Stored data entries:
_ _ _ _
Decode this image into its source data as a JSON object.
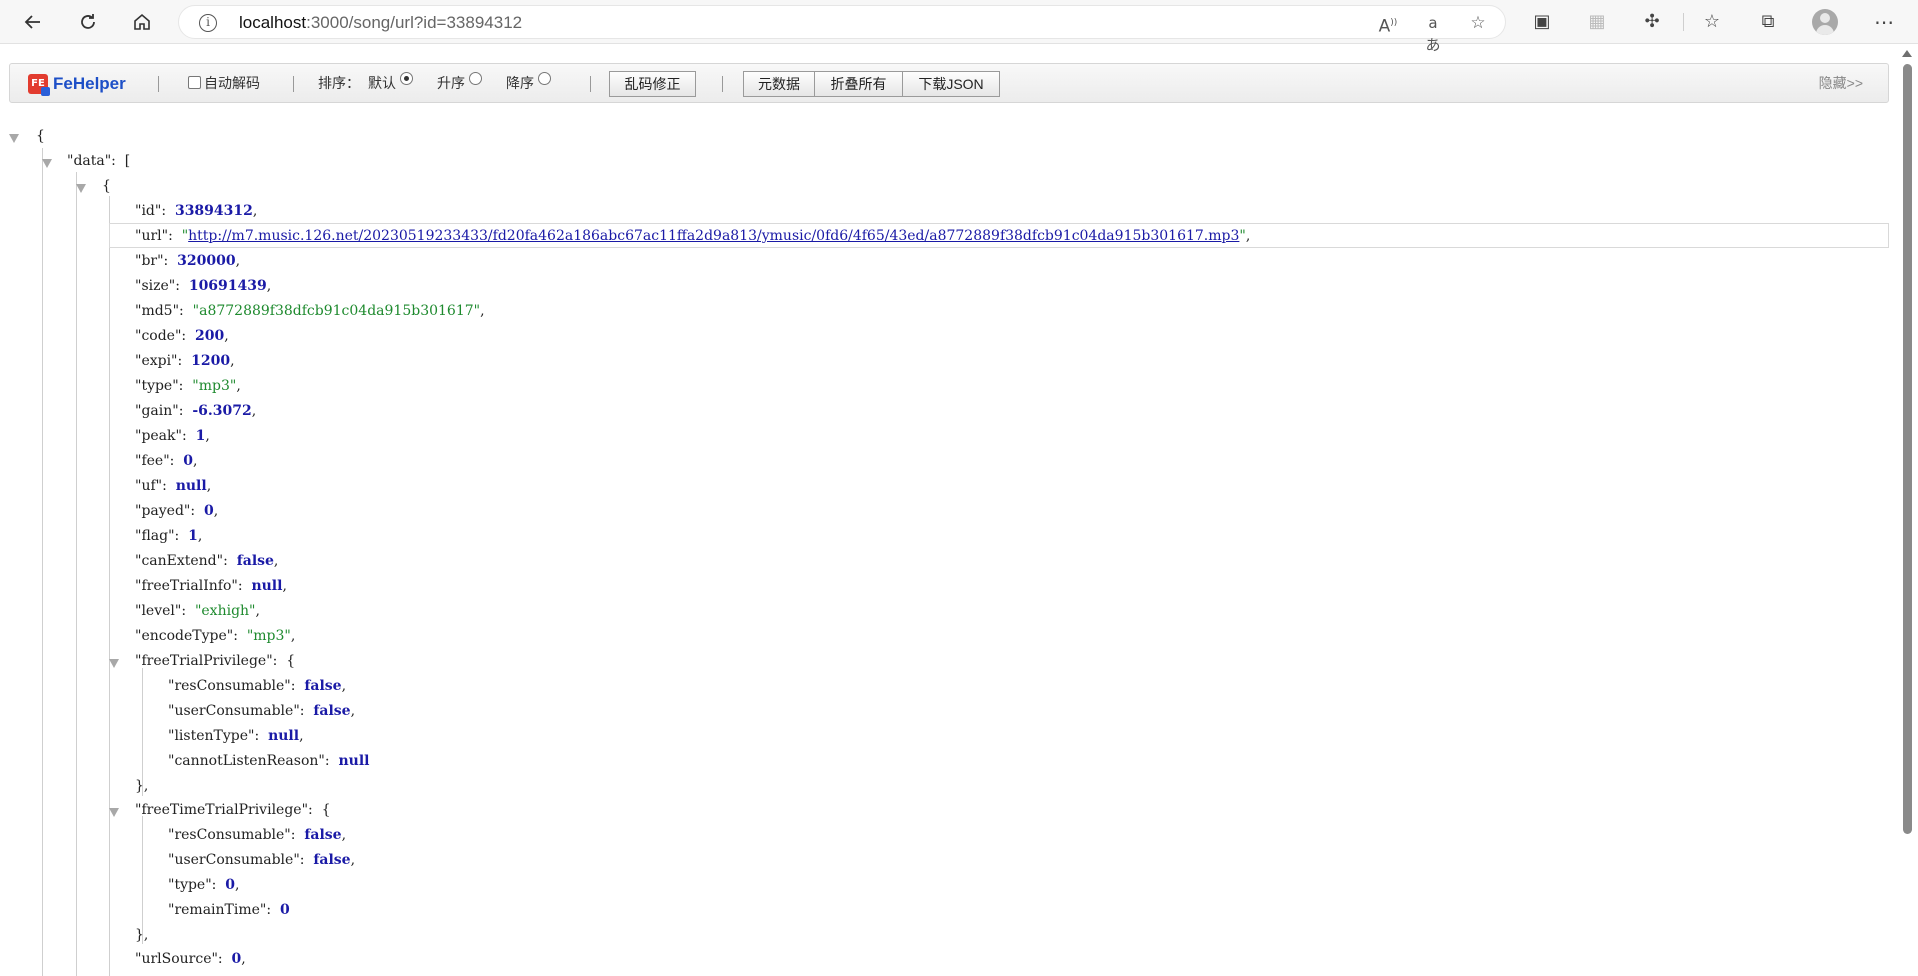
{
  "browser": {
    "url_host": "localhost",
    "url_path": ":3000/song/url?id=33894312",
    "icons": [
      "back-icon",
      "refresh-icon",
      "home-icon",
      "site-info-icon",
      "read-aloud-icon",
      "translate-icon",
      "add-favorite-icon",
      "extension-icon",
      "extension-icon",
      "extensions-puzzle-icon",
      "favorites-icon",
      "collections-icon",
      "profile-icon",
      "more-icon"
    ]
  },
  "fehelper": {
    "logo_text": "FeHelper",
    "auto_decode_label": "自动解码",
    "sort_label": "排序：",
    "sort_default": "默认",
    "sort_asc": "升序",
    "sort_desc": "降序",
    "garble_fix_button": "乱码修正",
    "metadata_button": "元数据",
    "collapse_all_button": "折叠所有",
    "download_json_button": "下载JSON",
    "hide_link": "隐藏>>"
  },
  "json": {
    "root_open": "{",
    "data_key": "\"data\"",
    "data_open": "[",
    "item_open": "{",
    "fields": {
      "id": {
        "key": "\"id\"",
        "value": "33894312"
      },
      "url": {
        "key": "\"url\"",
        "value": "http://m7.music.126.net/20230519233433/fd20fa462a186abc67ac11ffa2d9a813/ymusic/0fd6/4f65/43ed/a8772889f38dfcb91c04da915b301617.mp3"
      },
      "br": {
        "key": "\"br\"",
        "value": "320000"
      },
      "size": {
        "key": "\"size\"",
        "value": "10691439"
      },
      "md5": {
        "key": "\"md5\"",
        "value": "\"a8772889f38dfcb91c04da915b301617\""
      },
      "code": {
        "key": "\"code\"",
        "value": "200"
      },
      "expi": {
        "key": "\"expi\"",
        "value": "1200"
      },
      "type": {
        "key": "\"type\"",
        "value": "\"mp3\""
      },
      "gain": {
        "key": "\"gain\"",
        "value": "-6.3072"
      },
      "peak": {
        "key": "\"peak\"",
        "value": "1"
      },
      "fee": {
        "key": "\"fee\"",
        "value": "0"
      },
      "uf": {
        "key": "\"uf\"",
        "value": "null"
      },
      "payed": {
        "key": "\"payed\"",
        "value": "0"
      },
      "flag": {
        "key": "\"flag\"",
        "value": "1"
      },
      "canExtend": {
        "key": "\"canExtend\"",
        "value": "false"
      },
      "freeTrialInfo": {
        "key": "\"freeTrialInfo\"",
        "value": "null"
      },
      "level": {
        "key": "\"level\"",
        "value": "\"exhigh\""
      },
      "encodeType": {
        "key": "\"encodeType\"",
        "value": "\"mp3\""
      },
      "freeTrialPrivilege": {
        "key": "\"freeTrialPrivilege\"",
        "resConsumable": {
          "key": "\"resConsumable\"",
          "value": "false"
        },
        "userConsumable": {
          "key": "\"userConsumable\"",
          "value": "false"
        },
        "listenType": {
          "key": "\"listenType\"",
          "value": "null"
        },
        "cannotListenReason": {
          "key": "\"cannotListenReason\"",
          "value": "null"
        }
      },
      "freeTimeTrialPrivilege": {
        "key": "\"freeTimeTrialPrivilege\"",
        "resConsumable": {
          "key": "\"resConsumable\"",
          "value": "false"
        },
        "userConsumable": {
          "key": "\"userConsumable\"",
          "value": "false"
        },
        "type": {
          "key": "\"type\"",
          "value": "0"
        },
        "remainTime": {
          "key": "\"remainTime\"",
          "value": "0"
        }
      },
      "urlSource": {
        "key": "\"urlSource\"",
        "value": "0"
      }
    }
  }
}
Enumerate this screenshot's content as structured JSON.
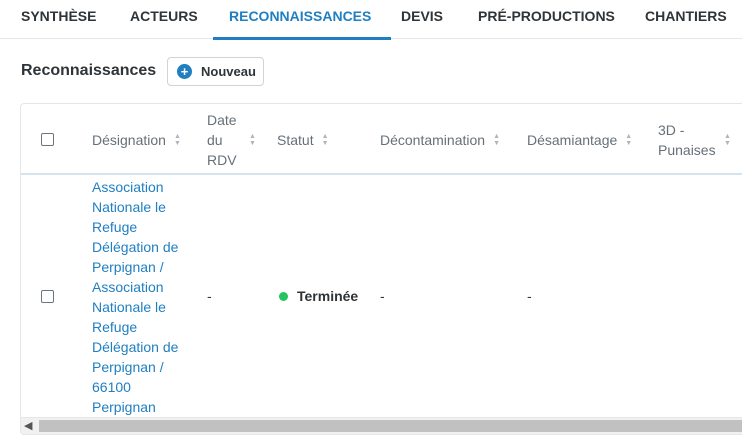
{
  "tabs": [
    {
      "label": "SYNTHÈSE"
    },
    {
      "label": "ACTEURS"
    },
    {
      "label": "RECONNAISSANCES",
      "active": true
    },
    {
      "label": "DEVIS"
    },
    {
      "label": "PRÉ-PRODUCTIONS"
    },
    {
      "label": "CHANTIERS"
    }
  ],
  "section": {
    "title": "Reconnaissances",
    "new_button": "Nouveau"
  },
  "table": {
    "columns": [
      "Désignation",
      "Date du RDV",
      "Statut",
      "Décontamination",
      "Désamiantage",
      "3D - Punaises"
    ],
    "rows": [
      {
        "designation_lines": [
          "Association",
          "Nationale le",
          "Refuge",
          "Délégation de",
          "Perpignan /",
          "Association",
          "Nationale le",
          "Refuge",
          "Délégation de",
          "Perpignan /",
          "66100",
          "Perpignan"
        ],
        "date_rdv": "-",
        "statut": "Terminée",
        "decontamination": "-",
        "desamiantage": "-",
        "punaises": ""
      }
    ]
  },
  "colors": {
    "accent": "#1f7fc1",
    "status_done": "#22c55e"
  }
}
_ _ _ _
> **To be done**
Take the records above from the line with "Enumerate this screenshot's" down to their last line and please copy those lines exactly, without the pictures.

> **Finished answer**
Enumerate this screenshot's content as structured JSON.
{
  "tabs": [
    {
      "label": "SYNTHÈSE"
    },
    {
      "label": "ACTEURS"
    },
    {
      "label": "RECONNAISSANCES",
      "active": true
    },
    {
      "label": "DEVIS"
    },
    {
      "label": "PRÉ-PRODUCTIONS"
    },
    {
      "label": "CHANTIERS"
    }
  ],
  "section": {
    "title": "Reconnaissances",
    "new_button": "Nouveau"
  },
  "table": {
    "columns": [
      "Désignation",
      "Date du RDV",
      "Statut",
      "Décontamination",
      "Désamiantage",
      "3D - Punaises"
    ],
    "rows": [
      {
        "designation_lines": [
          "Association",
          "Nationale le",
          "Refuge",
          "Délégation de",
          "Perpignan /",
          "Association",
          "Nationale le",
          "Refuge",
          "Délégation de",
          "Perpignan /",
          "66100",
          "Perpignan"
        ],
        "date_rdv": "-",
        "statut": "Terminée",
        "decontamination": "-",
        "desamiantage": "-",
        "punaises": ""
      }
    ]
  },
  "colors": {
    "accent": "#1f7fc1",
    "status_done": "#22c55e"
  }
}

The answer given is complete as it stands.